Ersetze in allen folgenden Datensätzen "interactable" durch "clickable" und gib die Zeilen sonst unverändert wieder. Lass die Bilder in der Antwort weg.

**Datensätze:**
= = = = = = =

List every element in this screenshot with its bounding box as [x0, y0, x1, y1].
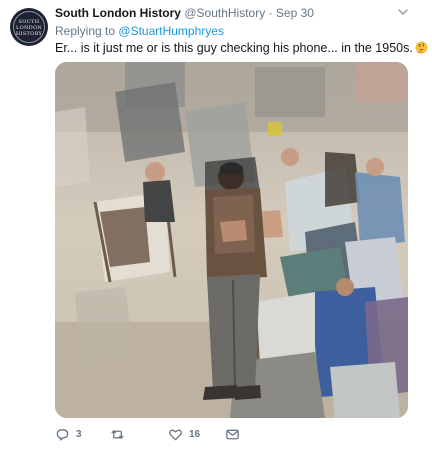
like-action[interactable]: 16: [168, 426, 200, 442]
avatar[interactable]: SOUTH LONDON HISTORY: [10, 8, 48, 46]
thinking-face-icon: [415, 41, 428, 54]
envelope-icon: [226, 429, 239, 439]
beach-photo-image: [55, 62, 408, 418]
avatar-text-3: HISTORY: [15, 31, 43, 37]
retweet-action[interactable]: [110, 426, 131, 442]
tweet-photo[interactable]: [55, 62, 408, 418]
user-handle[interactable]: @SouthHistory: [184, 6, 265, 20]
tweet-actions: 3 16: [55, 426, 335, 444]
tweet-body: Er... is it just me or is this guy check…: [55, 41, 413, 55]
reply-prefix: Replying to: [55, 24, 116, 38]
reply-action[interactable]: 3: [55, 426, 82, 442]
chevron-down-icon[interactable]: [396, 5, 410, 19]
replying-to: Replying to @StuartHumphryes: [55, 24, 224, 39]
reply-icon: [56, 428, 69, 441]
like-count: 16: [189, 428, 201, 440]
direct-message-action[interactable]: [225, 426, 240, 442]
heart-icon: [169, 429, 182, 440]
reply-mention-link[interactable]: @StuartHumphryes: [118, 24, 224, 38]
tweet-timestamp[interactable]: Sep 30: [276, 6, 314, 20]
tweet-card: SOUTH LONDON HISTORY South London Histor…: [0, 0, 432, 451]
retweet-icon: [111, 429, 124, 439]
reply-count: 3: [76, 428, 82, 440]
display-name[interactable]: South London History: [55, 6, 181, 20]
separator-dot: ·: [268, 6, 273, 20]
tweet-header: South London History @SouthHistory · Sep…: [55, 6, 314, 21]
tweet-text: Er... is it just me or is this guy check…: [55, 40, 428, 56]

= = = = = = =

**Erledigte Aufgabe:**
List every element in this screenshot with its bounding box as [x0, y0, x1, y1].
like-action[clickable]: 16: [168, 426, 200, 442]
avatar[clickable]: SOUTH LONDON HISTORY: [10, 8, 48, 46]
thinking-face-icon: [415, 41, 428, 54]
envelope-icon: [226, 429, 239, 439]
beach-photo-image: [55, 62, 408, 418]
avatar-text-3: HISTORY: [15, 31, 43, 37]
retweet-action[clickable]: [110, 426, 131, 442]
tweet-photo[clickable]: [55, 62, 408, 418]
user-handle[clickable]: @SouthHistory: [184, 6, 265, 20]
tweet-actions: 3 16: [55, 426, 335, 444]
tweet-body: Er... is it just me or is this guy check…: [55, 41, 413, 55]
reply-prefix: Replying to: [55, 24, 116, 38]
reply-action[clickable]: 3: [55, 426, 82, 442]
chevron-down-icon[clickable]: [396, 5, 410, 19]
replying-to: Replying to @StuartHumphryes: [55, 24, 224, 39]
reply-icon: [56, 428, 69, 441]
like-count: 16: [189, 428, 201, 440]
direct-message-action[clickable]: [225, 426, 240, 442]
heart-icon: [169, 429, 182, 440]
reply-mention-link[clickable]: @StuartHumphryes: [118, 24, 224, 38]
tweet-timestamp[clickable]: Sep 30: [276, 6, 314, 20]
tweet-card: SOUTH LONDON HISTORY South London Histor…: [0, 0, 432, 451]
retweet-icon: [111, 429, 124, 439]
reply-count: 3: [76, 428, 82, 440]
display-name[clickable]: South London History: [55, 6, 181, 20]
separator-dot: ·: [268, 6, 273, 20]
tweet-header: South London History @SouthHistory · Sep…: [55, 6, 314, 21]
tweet-text: Er... is it just me or is this guy check…: [55, 40, 428, 56]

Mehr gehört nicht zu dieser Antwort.